Task instructions — Transcribe the records below line for line, leaving out the pictures.

━━━ Data records

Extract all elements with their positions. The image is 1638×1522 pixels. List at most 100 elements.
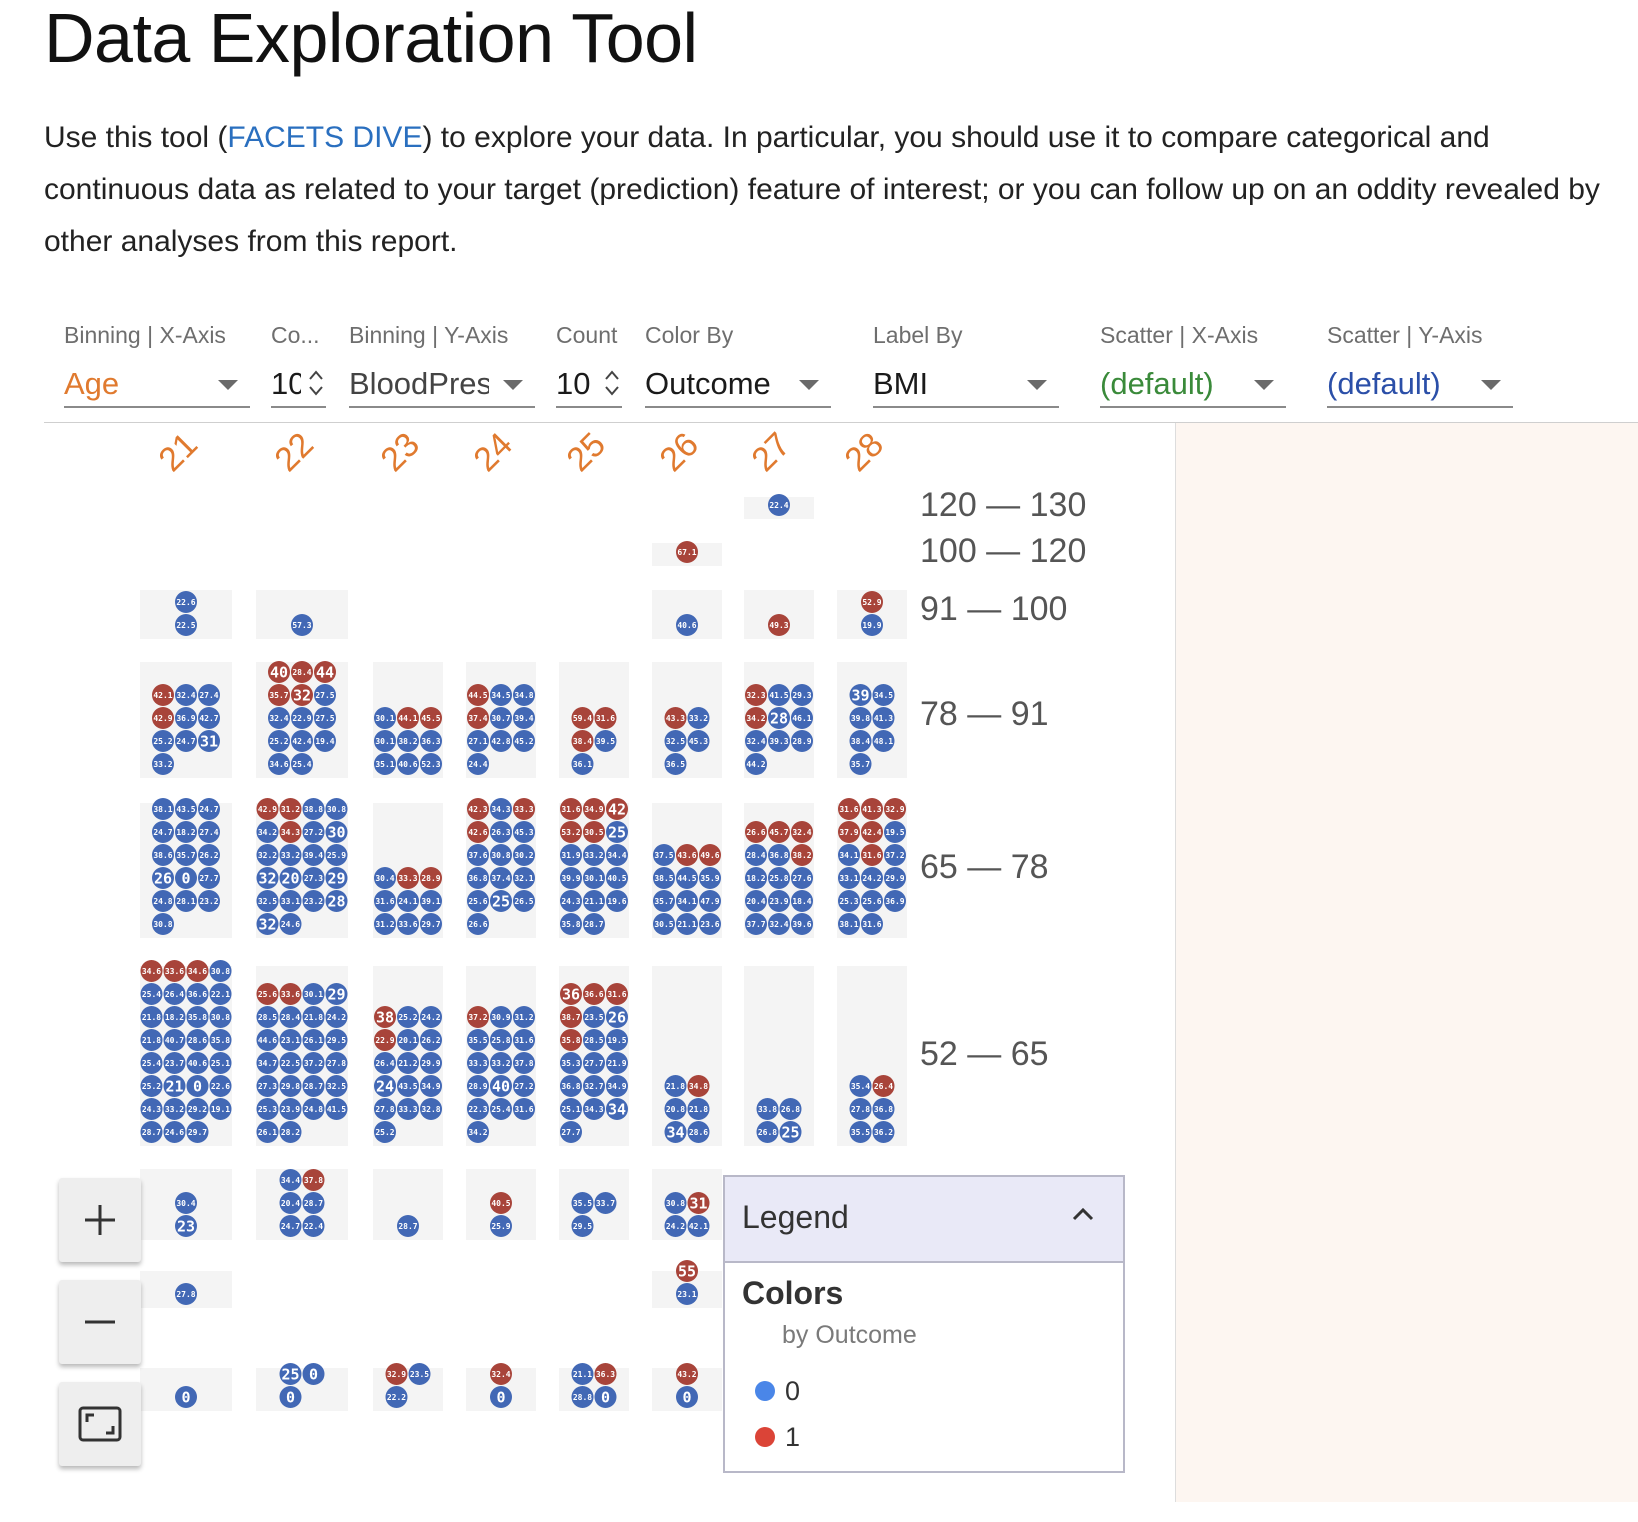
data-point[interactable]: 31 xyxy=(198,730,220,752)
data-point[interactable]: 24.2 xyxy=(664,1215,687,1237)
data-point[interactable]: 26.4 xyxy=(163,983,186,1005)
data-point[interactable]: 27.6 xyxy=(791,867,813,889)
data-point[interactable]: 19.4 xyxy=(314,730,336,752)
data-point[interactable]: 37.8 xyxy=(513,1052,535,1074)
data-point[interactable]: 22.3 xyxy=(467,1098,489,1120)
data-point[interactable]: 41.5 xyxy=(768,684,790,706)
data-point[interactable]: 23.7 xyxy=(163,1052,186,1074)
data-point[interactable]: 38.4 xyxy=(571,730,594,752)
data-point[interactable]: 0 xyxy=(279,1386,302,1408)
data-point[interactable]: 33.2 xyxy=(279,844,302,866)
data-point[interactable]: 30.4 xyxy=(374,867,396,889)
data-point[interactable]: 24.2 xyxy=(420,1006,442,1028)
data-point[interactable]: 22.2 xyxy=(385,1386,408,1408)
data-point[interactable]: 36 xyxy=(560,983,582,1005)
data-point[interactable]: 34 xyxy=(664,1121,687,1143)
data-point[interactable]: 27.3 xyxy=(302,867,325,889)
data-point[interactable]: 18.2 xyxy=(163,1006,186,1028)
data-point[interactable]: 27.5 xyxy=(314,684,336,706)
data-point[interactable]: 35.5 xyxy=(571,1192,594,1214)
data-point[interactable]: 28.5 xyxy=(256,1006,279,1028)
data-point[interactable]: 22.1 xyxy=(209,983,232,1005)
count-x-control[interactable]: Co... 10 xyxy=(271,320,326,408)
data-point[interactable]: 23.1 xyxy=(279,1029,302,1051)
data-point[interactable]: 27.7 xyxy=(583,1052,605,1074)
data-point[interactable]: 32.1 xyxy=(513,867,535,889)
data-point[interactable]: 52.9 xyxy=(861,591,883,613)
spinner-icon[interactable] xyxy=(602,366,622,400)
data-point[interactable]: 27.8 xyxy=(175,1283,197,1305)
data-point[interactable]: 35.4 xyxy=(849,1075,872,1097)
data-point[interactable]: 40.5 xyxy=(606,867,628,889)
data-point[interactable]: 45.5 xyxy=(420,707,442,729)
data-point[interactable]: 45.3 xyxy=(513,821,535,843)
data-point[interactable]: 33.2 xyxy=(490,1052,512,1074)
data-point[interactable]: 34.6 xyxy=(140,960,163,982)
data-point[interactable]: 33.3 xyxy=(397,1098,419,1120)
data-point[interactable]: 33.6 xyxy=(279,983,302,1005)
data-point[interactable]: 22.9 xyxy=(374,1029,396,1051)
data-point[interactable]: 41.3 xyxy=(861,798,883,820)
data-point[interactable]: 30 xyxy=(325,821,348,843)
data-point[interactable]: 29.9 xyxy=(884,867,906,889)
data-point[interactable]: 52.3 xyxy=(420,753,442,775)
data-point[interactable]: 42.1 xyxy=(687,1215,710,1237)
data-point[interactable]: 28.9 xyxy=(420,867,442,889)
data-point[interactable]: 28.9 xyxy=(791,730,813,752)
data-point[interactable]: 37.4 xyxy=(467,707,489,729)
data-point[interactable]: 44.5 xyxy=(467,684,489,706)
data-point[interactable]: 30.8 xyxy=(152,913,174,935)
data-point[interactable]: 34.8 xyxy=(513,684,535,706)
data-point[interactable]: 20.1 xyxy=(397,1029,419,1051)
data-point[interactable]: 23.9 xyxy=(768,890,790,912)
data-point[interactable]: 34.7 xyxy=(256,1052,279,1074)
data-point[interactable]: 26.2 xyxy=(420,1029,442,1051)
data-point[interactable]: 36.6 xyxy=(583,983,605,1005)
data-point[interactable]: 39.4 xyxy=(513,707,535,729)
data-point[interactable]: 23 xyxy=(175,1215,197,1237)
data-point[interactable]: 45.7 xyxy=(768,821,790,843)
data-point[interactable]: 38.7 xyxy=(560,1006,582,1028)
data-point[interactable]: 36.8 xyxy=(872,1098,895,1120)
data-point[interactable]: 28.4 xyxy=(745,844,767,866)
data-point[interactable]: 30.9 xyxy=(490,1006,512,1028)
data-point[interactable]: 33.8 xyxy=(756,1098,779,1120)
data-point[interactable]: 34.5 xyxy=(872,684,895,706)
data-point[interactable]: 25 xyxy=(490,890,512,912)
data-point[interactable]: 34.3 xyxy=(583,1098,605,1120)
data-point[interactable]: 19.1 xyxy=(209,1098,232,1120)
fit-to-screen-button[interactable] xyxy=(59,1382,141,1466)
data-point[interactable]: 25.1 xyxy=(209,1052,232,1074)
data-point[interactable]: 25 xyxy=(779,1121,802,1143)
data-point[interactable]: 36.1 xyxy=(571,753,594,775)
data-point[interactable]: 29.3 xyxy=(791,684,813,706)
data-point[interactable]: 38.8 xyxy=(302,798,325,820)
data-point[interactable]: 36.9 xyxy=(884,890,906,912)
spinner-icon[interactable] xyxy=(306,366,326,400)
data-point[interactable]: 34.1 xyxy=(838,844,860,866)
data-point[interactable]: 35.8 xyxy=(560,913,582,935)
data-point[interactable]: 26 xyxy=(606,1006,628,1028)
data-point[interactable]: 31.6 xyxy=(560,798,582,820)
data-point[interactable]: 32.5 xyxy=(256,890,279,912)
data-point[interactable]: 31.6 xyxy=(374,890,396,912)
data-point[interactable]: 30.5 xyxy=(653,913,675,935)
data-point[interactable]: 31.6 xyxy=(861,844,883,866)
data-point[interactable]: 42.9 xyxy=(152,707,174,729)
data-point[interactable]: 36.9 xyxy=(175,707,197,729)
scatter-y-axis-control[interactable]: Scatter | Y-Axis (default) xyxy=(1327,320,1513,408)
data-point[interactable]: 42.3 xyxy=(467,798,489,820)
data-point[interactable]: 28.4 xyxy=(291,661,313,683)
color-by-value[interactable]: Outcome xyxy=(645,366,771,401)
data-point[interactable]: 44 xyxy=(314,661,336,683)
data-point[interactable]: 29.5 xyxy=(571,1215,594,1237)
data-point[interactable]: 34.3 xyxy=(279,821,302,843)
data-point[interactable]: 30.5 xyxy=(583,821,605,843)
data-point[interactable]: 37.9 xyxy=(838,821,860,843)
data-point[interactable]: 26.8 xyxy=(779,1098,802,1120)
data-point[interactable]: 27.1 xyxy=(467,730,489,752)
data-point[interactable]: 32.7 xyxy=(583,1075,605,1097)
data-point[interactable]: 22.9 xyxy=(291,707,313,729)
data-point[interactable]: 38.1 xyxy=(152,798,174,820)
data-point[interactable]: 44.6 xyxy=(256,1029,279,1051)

━━━━━━

Solution for this problem —
Extract all elements with their positions. The image is 1638×1522 pixels. List at most 100 elements.
data-point[interactable]: 31 xyxy=(198,730,220,752)
data-point[interactable]: 24.2 xyxy=(664,1215,687,1237)
data-point[interactable]: 26.4 xyxy=(163,983,186,1005)
data-point[interactable]: 27.6 xyxy=(791,867,813,889)
data-point[interactable]: 19.4 xyxy=(314,730,336,752)
data-point[interactable]: 37.8 xyxy=(513,1052,535,1074)
data-point[interactable]: 22.3 xyxy=(467,1098,489,1120)
data-point[interactable]: 41.5 xyxy=(768,684,790,706)
data-point[interactable]: 23.7 xyxy=(163,1052,186,1074)
data-point[interactable]: 38.4 xyxy=(571,730,594,752)
data-point[interactable]: 0 xyxy=(279,1386,302,1408)
data-point[interactable]: 33.2 xyxy=(279,844,302,866)
data-point[interactable]: 30.4 xyxy=(374,867,396,889)
data-point[interactable]: 24.2 xyxy=(420,1006,442,1028)
data-point[interactable]: 22.2 xyxy=(385,1386,408,1408)
data-point[interactable]: 36 xyxy=(560,983,582,1005)
data-point[interactable]: 34 xyxy=(664,1121,687,1143)
data-point[interactable]: 27.3 xyxy=(302,867,325,889)
data-point[interactable]: 18.2 xyxy=(163,1006,186,1028)
data-point[interactable]: 27.5 xyxy=(314,684,336,706)
data-point[interactable]: 35.5 xyxy=(571,1192,594,1214)
data-point[interactable]: 28.5 xyxy=(256,1006,279,1028)
data-point[interactable]: 22.1 xyxy=(209,983,232,1005)
count-x-control[interactable]: Co... 10 xyxy=(271,320,326,408)
data-point[interactable]: 23.1 xyxy=(279,1029,302,1051)
data-point[interactable]: 27.7 xyxy=(583,1052,605,1074)
data-point[interactable]: 32.1 xyxy=(513,867,535,889)
data-point[interactable]: 52.9 xyxy=(861,591,883,613)
spinner-icon[interactable] xyxy=(602,366,622,400)
data-point[interactable]: 27.8 xyxy=(175,1283,197,1305)
data-point[interactable]: 35.4 xyxy=(849,1075,872,1097)
data-point[interactable]: 40.5 xyxy=(606,867,628,889)
data-point[interactable]: 45.5 xyxy=(420,707,442,729)
data-point[interactable]: 45.3 xyxy=(513,821,535,843)
data-point[interactable]: 33.2 xyxy=(490,1052,512,1074)
data-point[interactable]: 34.6 xyxy=(140,960,163,982)
data-point[interactable]: 33.3 xyxy=(397,1098,419,1120)
data-point[interactable]: 33.6 xyxy=(279,983,302,1005)
data-point[interactable]: 22.9 xyxy=(374,1029,396,1051)
data-point[interactable]: 41.3 xyxy=(861,798,883,820)
data-point[interactable]: 30 xyxy=(325,821,348,843)
data-point[interactable]: 29.9 xyxy=(884,867,906,889)
data-point[interactable]: 52.3 xyxy=(420,753,442,775)
data-point[interactable]: 42.1 xyxy=(687,1215,710,1237)
data-point[interactable]: 28.9 xyxy=(420,867,442,889)
data-point[interactable]: 28.9 xyxy=(791,730,813,752)
data-point[interactable]: 37.4 xyxy=(467,707,489,729)
data-point[interactable]: 44.5 xyxy=(467,684,489,706)
data-point[interactable]: 30.8 xyxy=(152,913,174,935)
data-point[interactable]: 34.8 xyxy=(513,684,535,706)
data-point[interactable]: 20.1 xyxy=(397,1029,419,1051)
data-point[interactable]: 23.9 xyxy=(768,890,790,912)
data-point[interactable]: 34.7 xyxy=(256,1052,279,1074)
data-point[interactable]: 26.2 xyxy=(420,1029,442,1051)
data-point[interactable]: 36.6 xyxy=(583,983,605,1005)
data-point[interactable]: 39.4 xyxy=(513,707,535,729)
data-point[interactable]: 23 xyxy=(175,1215,197,1237)
data-point[interactable]: 45.7 xyxy=(768,821,790,843)
data-point[interactable]: 38.7 xyxy=(560,1006,582,1028)
data-point[interactable]: 36.8 xyxy=(872,1098,895,1120)
data-point[interactable]: 28.4 xyxy=(745,844,767,866)
data-point[interactable]: 30.9 xyxy=(490,1006,512,1028)
data-point[interactable]: 33.8 xyxy=(756,1098,779,1120)
data-point[interactable]: 34.5 xyxy=(872,684,895,706)
data-point[interactable]: 25 xyxy=(490,890,512,912)
data-point[interactable]: 34.3 xyxy=(583,1098,605,1120)
data-point[interactable]: 19.1 xyxy=(209,1098,232,1120)
fit-to-screen-button[interactable] xyxy=(59,1382,141,1466)
data-point[interactable]: 25.1 xyxy=(209,1052,232,1074)
data-point[interactable]: 25 xyxy=(779,1121,802,1143)
data-point[interactable]: 36.1 xyxy=(571,753,594,775)
data-point[interactable]: 29.3 xyxy=(791,684,813,706)
data-point[interactable]: 38.8 xyxy=(302,798,325,820)
data-point[interactable]: 36.9 xyxy=(884,890,906,912)
spinner-icon[interactable] xyxy=(306,366,326,400)
data-point[interactable]: 34.1 xyxy=(838,844,860,866)
data-point[interactable]: 35.8 xyxy=(560,913,582,935)
data-point[interactable]: 26 xyxy=(606,1006,628,1028)
data-point[interactable]: 31.6 xyxy=(560,798,582,820)
data-point[interactable]: 32.5 xyxy=(256,890,279,912)
data-point[interactable]: 31.6 xyxy=(374,890,396,912)
data-point[interactable]: 30.5 xyxy=(653,913,675,935)
data-point[interactable]: 31.6 xyxy=(861,844,883,866)
data-point[interactable]: 42.9 xyxy=(152,707,174,729)
data-point[interactable]: 36.9 xyxy=(175,707,197,729)
scatter-y-axis-control[interactable]: Scatter | Y-Axis (default) xyxy=(1327,320,1513,408)
data-point[interactable]: 42.3 xyxy=(467,798,489,820)
data-point[interactable]: 28.4 xyxy=(291,661,313,683)
color-by-value[interactable]: Outcome xyxy=(645,366,771,401)
data-point[interactable]: 44 xyxy=(314,661,336,683)
data-point[interactable]: 29.5 xyxy=(571,1215,594,1237)
data-point[interactable]: 34.3 xyxy=(279,821,302,843)
data-point[interactable]: 30.5 xyxy=(583,821,605,843)
data-point[interactable]: 37.9 xyxy=(838,821,860,843)
data-point[interactable]: 26.8 xyxy=(779,1098,802,1120)
data-point[interactable]: 27.1 xyxy=(467,730,489,752)
data-point[interactable]: 32.7 xyxy=(583,1075,605,1097)
data-point[interactable]: 22.9 xyxy=(291,707,313,729)
data-point[interactable]: 38.1 xyxy=(152,798,174,820)
data-point[interactable]: 44.6 xyxy=(256,1029,279,1051)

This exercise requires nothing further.